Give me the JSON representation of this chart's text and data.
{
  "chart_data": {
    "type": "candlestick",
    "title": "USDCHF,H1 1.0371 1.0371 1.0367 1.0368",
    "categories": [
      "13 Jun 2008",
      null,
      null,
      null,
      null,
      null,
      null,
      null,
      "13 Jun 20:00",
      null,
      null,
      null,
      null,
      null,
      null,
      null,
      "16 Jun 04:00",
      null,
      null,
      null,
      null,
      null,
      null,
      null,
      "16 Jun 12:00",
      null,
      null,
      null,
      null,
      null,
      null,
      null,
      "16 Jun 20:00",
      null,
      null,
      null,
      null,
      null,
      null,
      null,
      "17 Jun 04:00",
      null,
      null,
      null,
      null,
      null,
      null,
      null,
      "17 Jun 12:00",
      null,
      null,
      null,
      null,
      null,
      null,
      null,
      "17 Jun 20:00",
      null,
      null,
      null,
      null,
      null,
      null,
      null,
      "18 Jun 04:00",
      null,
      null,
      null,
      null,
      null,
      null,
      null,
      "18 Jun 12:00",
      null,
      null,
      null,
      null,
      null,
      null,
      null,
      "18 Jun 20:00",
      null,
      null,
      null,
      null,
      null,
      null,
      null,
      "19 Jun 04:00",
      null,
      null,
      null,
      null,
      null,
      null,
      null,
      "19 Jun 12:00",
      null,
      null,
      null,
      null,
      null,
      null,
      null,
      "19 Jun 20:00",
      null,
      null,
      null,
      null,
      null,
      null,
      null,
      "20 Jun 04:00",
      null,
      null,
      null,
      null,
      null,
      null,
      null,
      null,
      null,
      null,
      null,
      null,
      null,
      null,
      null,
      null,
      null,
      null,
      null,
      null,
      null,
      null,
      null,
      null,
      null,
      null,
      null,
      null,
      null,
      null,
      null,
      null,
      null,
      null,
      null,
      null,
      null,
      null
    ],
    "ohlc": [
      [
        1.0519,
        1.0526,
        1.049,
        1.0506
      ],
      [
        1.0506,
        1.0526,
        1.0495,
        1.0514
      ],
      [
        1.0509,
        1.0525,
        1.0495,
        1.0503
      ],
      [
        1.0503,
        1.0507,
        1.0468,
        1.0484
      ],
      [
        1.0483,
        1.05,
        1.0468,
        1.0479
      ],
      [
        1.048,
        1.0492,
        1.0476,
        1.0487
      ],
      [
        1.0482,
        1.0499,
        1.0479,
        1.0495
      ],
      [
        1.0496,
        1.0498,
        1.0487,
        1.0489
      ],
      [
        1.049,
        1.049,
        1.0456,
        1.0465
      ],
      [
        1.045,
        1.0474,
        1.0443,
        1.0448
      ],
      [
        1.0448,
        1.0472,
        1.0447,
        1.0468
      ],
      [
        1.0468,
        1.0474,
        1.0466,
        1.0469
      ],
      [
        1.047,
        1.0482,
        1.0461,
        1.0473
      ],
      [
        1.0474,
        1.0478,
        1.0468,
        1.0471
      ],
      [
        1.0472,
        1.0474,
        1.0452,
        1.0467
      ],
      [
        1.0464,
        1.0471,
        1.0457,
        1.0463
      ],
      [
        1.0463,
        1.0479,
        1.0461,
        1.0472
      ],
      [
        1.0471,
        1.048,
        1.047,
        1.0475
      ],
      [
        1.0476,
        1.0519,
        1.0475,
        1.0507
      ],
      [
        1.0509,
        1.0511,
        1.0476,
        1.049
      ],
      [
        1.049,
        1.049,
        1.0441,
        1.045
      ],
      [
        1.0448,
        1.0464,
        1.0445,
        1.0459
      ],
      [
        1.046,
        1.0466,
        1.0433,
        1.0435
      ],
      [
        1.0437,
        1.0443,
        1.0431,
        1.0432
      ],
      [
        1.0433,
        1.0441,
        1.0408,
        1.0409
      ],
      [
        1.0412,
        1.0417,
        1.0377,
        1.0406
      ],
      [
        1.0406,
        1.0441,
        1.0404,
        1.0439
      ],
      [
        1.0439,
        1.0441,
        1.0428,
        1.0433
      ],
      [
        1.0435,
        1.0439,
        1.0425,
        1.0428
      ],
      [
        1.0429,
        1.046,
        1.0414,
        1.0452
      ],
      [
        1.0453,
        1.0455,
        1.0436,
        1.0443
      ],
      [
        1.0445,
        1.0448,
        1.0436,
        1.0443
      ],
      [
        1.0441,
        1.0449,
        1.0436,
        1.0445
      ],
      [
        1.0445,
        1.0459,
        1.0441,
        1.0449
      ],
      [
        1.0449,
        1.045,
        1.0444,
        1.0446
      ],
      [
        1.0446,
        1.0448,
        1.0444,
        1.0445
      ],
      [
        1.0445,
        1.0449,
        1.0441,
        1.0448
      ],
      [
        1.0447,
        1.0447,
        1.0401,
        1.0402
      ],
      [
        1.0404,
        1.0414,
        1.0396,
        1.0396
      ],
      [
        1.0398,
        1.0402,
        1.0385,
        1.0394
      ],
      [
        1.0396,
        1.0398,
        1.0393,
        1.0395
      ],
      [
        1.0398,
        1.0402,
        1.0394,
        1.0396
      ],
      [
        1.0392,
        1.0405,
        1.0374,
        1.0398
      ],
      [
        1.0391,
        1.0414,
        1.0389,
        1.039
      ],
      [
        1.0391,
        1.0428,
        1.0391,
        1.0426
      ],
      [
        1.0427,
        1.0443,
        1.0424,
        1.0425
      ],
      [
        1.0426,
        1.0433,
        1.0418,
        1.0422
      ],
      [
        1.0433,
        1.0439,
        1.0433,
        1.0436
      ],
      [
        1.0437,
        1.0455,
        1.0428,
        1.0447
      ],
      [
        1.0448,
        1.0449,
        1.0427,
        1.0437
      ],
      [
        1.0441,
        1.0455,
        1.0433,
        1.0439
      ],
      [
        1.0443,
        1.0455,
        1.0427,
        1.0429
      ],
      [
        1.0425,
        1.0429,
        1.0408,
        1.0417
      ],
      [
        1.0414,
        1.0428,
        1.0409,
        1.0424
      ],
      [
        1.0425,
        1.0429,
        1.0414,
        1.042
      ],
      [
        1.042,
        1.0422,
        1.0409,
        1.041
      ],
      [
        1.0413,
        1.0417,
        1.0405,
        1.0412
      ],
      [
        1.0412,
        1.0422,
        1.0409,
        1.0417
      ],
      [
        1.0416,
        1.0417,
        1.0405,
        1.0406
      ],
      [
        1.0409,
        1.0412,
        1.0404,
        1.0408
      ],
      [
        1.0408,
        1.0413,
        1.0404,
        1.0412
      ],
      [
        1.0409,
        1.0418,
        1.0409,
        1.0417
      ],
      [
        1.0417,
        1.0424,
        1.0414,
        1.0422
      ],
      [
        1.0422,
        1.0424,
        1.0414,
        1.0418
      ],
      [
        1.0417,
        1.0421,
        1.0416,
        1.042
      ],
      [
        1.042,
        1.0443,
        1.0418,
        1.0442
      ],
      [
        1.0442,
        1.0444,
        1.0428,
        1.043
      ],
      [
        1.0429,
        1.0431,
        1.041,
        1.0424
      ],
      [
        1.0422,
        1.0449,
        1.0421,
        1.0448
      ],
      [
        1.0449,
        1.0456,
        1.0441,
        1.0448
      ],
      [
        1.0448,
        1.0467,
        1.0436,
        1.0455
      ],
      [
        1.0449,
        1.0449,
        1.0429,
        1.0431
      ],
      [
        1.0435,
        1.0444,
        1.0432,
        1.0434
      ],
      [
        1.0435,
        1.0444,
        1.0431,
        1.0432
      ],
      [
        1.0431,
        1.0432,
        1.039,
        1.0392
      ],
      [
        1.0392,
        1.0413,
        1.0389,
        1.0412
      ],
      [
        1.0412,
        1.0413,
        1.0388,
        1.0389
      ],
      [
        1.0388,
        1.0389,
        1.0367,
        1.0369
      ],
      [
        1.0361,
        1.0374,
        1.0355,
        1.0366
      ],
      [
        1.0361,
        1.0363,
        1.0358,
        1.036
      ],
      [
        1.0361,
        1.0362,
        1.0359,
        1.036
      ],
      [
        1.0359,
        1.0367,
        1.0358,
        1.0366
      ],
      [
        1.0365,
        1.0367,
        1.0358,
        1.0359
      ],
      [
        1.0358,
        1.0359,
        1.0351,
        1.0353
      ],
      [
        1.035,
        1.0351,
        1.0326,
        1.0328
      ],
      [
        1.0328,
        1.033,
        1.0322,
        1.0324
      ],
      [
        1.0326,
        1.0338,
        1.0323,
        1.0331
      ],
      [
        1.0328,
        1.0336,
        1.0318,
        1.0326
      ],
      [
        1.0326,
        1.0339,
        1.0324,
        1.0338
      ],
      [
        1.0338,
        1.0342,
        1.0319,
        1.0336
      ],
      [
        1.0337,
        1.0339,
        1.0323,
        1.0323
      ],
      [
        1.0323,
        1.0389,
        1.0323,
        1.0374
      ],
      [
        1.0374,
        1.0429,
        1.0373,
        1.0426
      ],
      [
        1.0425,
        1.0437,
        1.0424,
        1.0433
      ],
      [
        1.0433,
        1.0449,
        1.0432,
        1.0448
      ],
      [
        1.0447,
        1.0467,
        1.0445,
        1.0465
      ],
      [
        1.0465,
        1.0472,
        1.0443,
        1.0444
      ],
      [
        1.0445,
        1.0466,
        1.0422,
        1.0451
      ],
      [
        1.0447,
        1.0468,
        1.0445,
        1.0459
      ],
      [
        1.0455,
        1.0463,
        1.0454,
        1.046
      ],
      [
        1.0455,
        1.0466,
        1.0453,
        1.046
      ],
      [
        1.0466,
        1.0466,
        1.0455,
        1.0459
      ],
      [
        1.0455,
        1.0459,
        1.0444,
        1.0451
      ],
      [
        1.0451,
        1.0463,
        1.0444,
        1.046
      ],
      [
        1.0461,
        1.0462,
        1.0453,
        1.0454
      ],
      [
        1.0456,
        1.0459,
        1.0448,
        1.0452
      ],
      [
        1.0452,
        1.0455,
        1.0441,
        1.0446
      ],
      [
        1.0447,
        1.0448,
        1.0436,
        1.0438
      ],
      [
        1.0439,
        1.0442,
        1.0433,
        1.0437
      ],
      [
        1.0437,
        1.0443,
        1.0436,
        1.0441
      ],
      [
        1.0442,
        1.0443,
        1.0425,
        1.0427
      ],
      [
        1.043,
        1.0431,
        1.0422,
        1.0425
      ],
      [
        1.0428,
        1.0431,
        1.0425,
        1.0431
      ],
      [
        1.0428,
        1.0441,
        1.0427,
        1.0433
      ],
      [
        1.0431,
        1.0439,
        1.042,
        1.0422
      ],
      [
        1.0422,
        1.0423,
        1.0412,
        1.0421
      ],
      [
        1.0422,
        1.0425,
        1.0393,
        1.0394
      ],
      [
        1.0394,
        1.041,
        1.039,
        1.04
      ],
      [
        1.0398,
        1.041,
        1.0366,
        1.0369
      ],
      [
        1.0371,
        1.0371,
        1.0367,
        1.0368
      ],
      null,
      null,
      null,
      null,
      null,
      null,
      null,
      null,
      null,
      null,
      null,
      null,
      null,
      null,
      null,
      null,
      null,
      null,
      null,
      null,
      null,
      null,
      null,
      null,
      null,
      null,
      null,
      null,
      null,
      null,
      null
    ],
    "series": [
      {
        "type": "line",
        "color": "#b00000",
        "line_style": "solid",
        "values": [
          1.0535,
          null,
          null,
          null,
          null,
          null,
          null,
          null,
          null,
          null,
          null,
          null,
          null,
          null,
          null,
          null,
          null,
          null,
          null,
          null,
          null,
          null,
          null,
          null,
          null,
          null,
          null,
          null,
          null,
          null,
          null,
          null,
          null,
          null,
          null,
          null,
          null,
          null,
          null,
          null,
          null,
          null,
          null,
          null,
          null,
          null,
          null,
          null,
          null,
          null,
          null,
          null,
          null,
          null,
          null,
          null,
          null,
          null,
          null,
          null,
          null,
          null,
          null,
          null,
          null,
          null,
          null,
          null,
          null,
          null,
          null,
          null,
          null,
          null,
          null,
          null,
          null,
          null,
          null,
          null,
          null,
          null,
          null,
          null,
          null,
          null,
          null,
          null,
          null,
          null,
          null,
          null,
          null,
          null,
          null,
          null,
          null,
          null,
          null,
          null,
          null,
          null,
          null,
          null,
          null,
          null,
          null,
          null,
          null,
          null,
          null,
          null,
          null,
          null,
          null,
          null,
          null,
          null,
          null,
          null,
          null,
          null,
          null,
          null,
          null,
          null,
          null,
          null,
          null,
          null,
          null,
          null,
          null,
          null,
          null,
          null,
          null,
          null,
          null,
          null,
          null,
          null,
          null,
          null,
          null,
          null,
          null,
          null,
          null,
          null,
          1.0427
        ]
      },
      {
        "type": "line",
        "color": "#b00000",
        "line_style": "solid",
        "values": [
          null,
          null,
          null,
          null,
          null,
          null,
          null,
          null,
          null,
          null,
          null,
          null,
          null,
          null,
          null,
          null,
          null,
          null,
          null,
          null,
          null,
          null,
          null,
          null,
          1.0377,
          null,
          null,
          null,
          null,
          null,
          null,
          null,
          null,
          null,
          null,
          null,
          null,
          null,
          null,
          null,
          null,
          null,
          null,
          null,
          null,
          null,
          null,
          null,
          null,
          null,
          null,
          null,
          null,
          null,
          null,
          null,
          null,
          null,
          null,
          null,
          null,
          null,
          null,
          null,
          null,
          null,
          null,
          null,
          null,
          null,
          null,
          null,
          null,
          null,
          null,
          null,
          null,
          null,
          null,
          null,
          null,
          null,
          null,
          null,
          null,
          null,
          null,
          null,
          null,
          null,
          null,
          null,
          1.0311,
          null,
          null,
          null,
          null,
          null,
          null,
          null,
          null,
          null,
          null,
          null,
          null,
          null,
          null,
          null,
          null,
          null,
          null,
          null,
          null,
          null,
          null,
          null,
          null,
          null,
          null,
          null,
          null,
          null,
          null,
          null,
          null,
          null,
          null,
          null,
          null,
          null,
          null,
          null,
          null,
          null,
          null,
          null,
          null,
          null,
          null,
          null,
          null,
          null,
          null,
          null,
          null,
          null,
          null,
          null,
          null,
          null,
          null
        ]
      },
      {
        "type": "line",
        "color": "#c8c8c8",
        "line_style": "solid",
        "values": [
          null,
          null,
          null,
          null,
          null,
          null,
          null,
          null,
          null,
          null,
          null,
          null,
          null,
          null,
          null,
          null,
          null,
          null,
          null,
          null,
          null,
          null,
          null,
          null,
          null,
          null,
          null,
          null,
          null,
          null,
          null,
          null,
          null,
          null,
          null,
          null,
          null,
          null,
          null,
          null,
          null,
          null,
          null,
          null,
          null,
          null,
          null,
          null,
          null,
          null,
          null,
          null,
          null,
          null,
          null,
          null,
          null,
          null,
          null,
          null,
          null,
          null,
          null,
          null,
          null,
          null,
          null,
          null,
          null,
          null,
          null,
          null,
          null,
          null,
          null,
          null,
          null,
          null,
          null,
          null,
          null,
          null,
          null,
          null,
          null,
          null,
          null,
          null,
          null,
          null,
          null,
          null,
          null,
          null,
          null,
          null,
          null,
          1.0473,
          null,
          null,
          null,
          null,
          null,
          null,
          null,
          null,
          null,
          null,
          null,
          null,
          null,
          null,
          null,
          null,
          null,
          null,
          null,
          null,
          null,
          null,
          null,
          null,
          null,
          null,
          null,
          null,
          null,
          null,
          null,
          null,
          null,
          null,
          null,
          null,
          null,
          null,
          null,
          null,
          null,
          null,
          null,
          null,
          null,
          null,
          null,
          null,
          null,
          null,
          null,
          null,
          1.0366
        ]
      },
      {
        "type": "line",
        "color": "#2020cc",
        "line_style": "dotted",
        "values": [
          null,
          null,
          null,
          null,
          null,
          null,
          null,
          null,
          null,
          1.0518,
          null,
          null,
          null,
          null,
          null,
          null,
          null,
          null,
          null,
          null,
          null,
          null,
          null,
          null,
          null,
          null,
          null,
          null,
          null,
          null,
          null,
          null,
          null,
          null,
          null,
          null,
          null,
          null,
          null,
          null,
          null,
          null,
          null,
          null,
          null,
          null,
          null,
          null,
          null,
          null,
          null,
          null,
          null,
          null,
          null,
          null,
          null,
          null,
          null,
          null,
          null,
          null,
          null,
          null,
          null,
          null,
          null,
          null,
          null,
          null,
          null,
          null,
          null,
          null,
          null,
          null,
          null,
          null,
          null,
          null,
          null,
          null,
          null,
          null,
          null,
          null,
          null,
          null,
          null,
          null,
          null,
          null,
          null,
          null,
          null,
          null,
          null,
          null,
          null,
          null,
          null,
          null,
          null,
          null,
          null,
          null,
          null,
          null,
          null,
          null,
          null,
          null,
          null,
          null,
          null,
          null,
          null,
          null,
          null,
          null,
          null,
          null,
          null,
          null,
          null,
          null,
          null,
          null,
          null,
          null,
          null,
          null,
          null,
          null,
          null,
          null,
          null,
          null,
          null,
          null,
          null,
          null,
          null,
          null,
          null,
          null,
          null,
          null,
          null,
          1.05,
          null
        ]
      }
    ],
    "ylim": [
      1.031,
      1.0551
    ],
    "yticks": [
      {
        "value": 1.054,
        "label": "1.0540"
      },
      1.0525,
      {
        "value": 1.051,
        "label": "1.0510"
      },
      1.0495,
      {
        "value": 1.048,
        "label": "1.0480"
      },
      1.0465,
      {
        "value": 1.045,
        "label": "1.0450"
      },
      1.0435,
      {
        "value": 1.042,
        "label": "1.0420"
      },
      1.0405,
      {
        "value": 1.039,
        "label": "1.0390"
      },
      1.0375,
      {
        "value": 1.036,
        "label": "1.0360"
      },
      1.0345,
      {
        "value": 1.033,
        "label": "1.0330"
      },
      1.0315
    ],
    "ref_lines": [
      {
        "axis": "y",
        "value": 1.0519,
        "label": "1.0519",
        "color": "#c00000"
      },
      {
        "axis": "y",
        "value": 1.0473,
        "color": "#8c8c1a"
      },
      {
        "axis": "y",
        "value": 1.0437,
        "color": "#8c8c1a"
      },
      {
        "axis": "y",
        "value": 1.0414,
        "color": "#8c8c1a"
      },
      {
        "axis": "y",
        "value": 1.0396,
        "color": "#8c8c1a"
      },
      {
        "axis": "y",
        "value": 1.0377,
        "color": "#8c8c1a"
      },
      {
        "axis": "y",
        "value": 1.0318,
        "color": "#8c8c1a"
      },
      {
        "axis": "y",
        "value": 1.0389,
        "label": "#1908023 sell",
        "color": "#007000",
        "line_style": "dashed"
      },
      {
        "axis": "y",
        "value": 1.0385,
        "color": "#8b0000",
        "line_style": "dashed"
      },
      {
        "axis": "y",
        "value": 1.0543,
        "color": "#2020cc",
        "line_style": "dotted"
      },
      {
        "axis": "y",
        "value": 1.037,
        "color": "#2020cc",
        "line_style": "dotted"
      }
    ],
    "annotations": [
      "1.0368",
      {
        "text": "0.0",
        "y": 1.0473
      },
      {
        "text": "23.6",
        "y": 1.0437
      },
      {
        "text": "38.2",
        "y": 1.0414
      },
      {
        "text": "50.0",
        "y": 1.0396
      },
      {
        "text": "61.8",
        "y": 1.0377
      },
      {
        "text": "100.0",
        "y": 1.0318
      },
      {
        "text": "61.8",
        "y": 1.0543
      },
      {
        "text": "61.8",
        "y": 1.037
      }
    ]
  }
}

TASK TO COMPLETE:
Which lines of the data above contain "label"? Copy each one.

RESPONSE:
        "label": "1.0540"
        "label": "1.0510"
        "label": "1.0480"
        "label": "1.0450"
        "label": "1.0420"
        "label": "1.0390"
        "label": "1.0360"
        "label": "1.0330"
        "label": "1.0519",
        "label": "#1908023 sell",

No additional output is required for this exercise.